■ TASK BRIEF: Give the data again exactly as written, skipping any pictures.

■ DATASET RECORDS:
---

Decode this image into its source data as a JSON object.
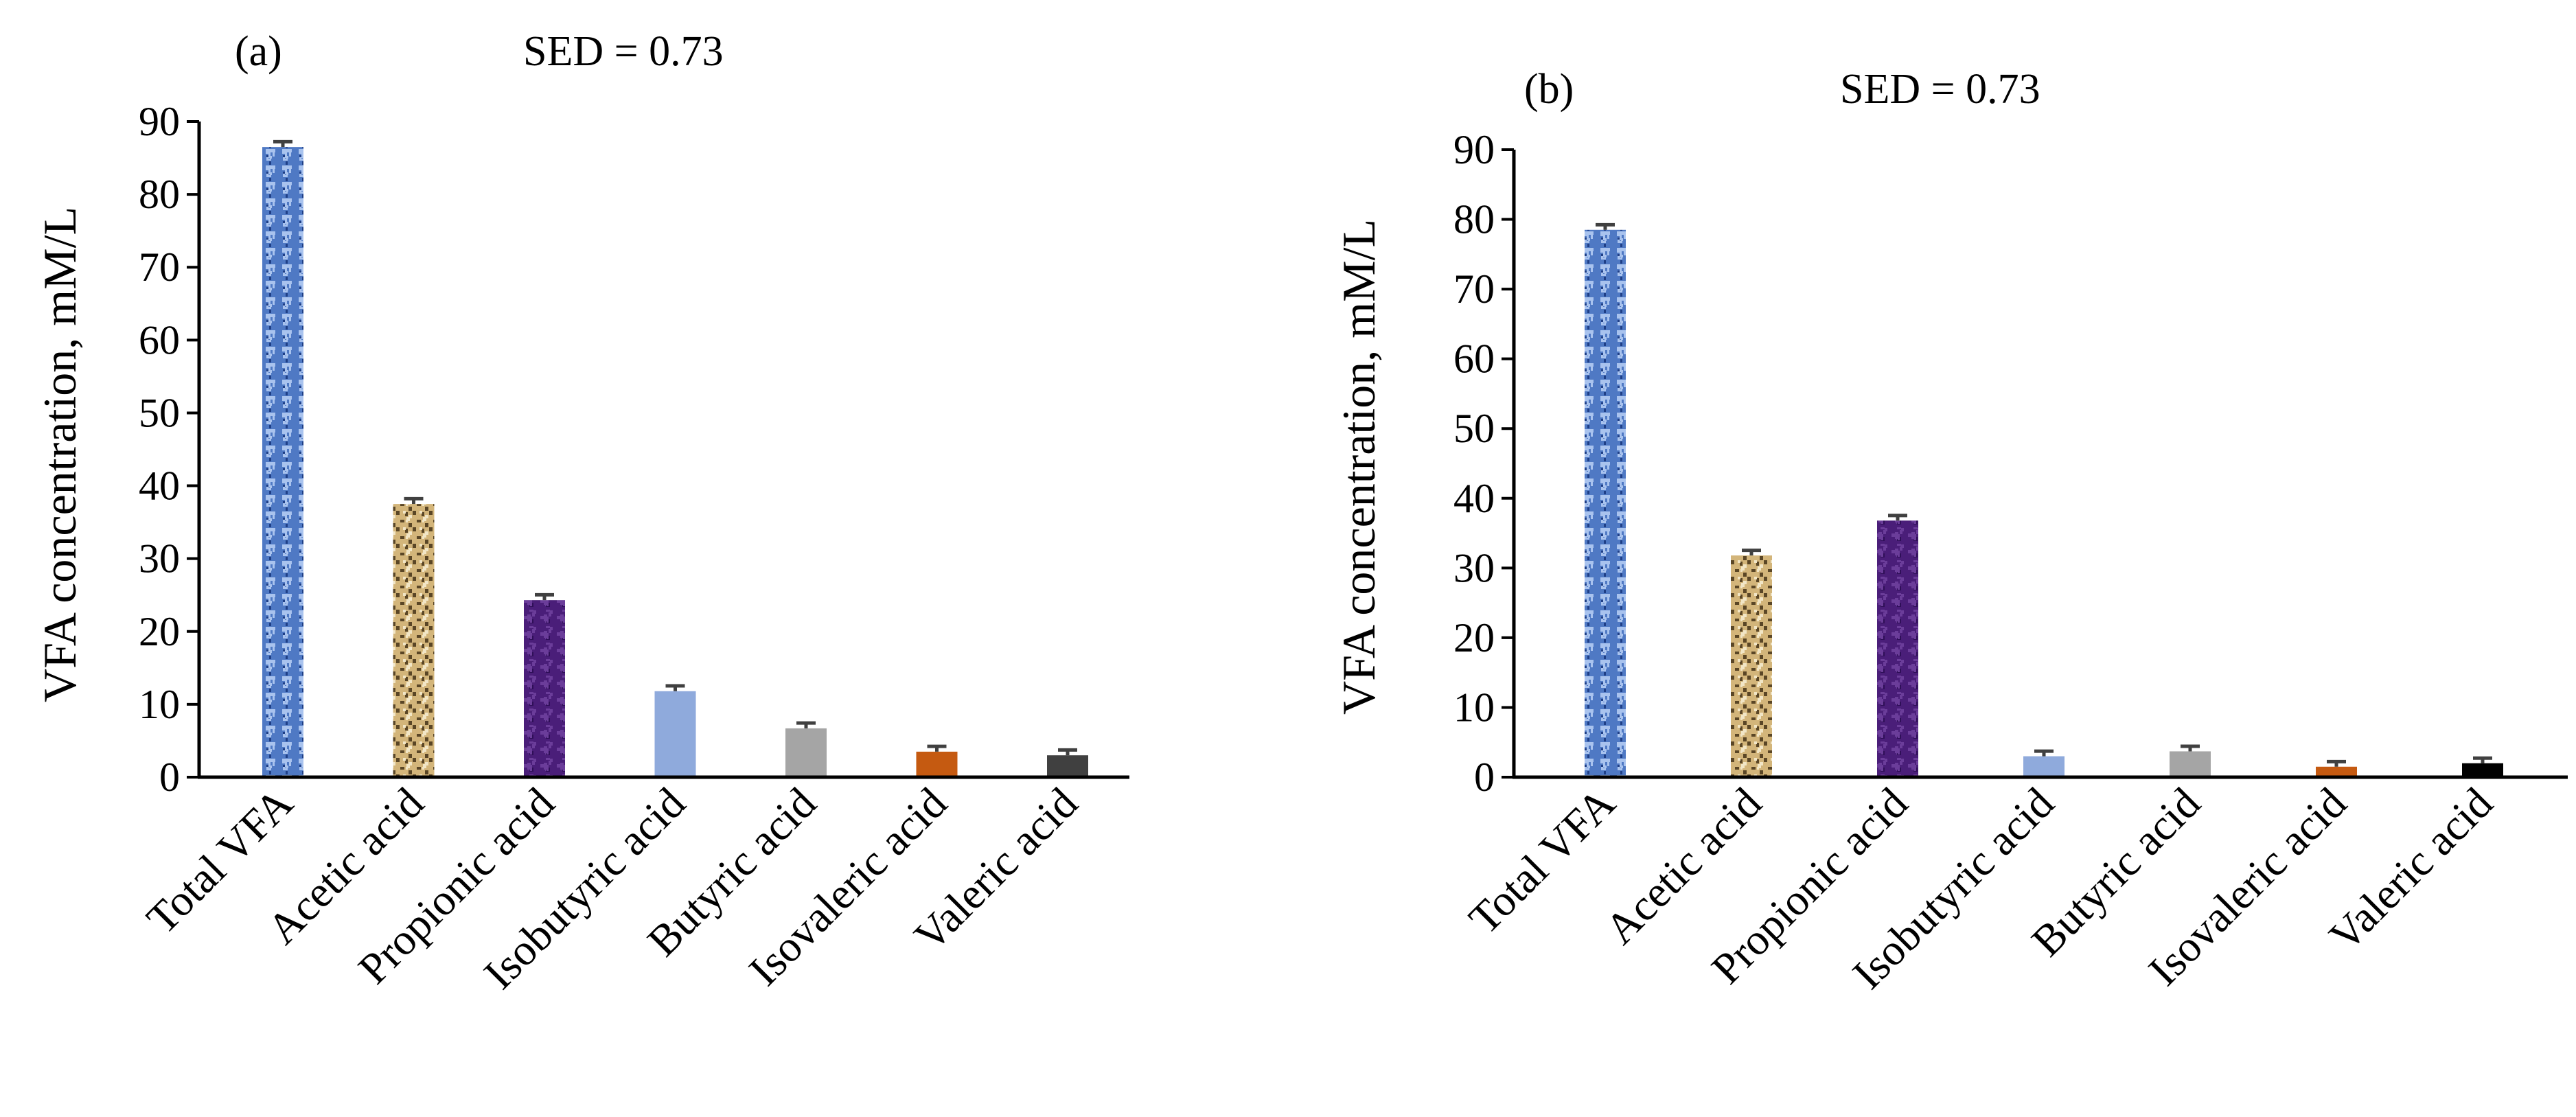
{
  "figure": {
    "sed_label": "SED = 0.73"
  },
  "patterns": {
    "blue_pattern": {
      "base": "#4f79c4",
      "dark": "#1f3f86",
      "light": "#a9c3ee"
    },
    "tan_pattern": {
      "base": "#d3b57a",
      "dark": "#5a4626",
      "light": "#f2e6c6"
    },
    "purple_pattern": {
      "base": "#4a1e79",
      "dark": "#2f0f58",
      "light": "#6b3d9a"
    }
  },
  "chart_data": [
    {
      "type": "bar",
      "panel_label": "(a)",
      "title": "SED = 0.73",
      "ylabel": "VFA concentration, mM/L",
      "xlabel": "",
      "ylim": [
        0,
        90
      ],
      "yticks": [
        "0",
        "10",
        "20",
        "30",
        "40",
        "50",
        "60",
        "70",
        "80",
        "90"
      ],
      "categories": [
        "Total VFA",
        "Acetic acid",
        "Propionic acid",
        "Isobutyric acid",
        "Butyric acid",
        "Isovaleric acid",
        "Valeric acid"
      ],
      "values": [
        86.5,
        37.5,
        24.3,
        11.8,
        6.7,
        3.5,
        3.0
      ],
      "errors": [
        0.73,
        0.73,
        0.73,
        0.73,
        0.73,
        0.73,
        0.73
      ],
      "bar_fills": [
        "blue_pattern",
        "tan_pattern",
        "purple_pattern",
        "#8faadc",
        "#a5a5a5",
        "#c55a11",
        "#404040"
      ],
      "grid": false
    },
    {
      "type": "bar",
      "panel_label": "(b)",
      "title": "SED = 0.73",
      "ylabel": "VFA concentration, mM/L",
      "xlabel": "",
      "ylim": [
        0,
        90
      ],
      "yticks": [
        "0",
        "10",
        "20",
        "30",
        "40",
        "50",
        "60",
        "70",
        "80",
        "90"
      ],
      "categories": [
        "Total VFA",
        "Acetic acid",
        "Propionic acid",
        "Isobutyric acid",
        "Butyric acid",
        "Isovaleric acid",
        "Valeric acid"
      ],
      "values": [
        78.5,
        31.8,
        36.8,
        3.0,
        3.7,
        1.5,
        2.0
      ],
      "errors": [
        0.73,
        0.73,
        0.73,
        0.73,
        0.73,
        0.73,
        0.73
      ],
      "bar_fills": [
        "blue_pattern",
        "tan_pattern",
        "purple_pattern",
        "#8faadc",
        "#a5a5a5",
        "#c55a11",
        "#000000"
      ],
      "grid": false
    }
  ]
}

---

■ EXERCISE RESULT:
Decode this image into its source data as a JSON object.
{
  "figure": {
    "sed_label": "SED = 0.73"
  },
  "patterns": {
    "blue_pattern": {
      "base": "#4f79c4",
      "dark": "#1f3f86",
      "light": "#a9c3ee"
    },
    "tan_pattern": {
      "base": "#d3b57a",
      "dark": "#5a4626",
      "light": "#f2e6c6"
    },
    "purple_pattern": {
      "base": "#4a1e79",
      "dark": "#2f0f58",
      "light": "#6b3d9a"
    }
  },
  "chart_data": [
    {
      "type": "bar",
      "panel_label": "(a)",
      "title": "SED = 0.73",
      "ylabel": "VFA concentration, mM/L",
      "xlabel": "",
      "ylim": [
        0,
        90
      ],
      "yticks": [
        "0",
        "10",
        "20",
        "30",
        "40",
        "50",
        "60",
        "70",
        "80",
        "90"
      ],
      "categories": [
        "Total VFA",
        "Acetic acid",
        "Propionic acid",
        "Isobutyric acid",
        "Butyric acid",
        "Isovaleric acid",
        "Valeric acid"
      ],
      "values": [
        86.5,
        37.5,
        24.3,
        11.8,
        6.7,
        3.5,
        3.0
      ],
      "errors": [
        0.73,
        0.73,
        0.73,
        0.73,
        0.73,
        0.73,
        0.73
      ],
      "bar_fills": [
        "blue_pattern",
        "tan_pattern",
        "purple_pattern",
        "#8faadc",
        "#a5a5a5",
        "#c55a11",
        "#404040"
      ],
      "grid": false
    },
    {
      "type": "bar",
      "panel_label": "(b)",
      "title": "SED = 0.73",
      "ylabel": "VFA concentration, mM/L",
      "xlabel": "",
      "ylim": [
        0,
        90
      ],
      "yticks": [
        "0",
        "10",
        "20",
        "30",
        "40",
        "50",
        "60",
        "70",
        "80",
        "90"
      ],
      "categories": [
        "Total VFA",
        "Acetic acid",
        "Propionic acid",
        "Isobutyric acid",
        "Butyric acid",
        "Isovaleric acid",
        "Valeric acid"
      ],
      "values": [
        78.5,
        31.8,
        36.8,
        3.0,
        3.7,
        1.5,
        2.0
      ],
      "errors": [
        0.73,
        0.73,
        0.73,
        0.73,
        0.73,
        0.73,
        0.73
      ],
      "bar_fills": [
        "blue_pattern",
        "tan_pattern",
        "purple_pattern",
        "#8faadc",
        "#a5a5a5",
        "#c55a11",
        "#000000"
      ],
      "grid": false
    }
  ]
}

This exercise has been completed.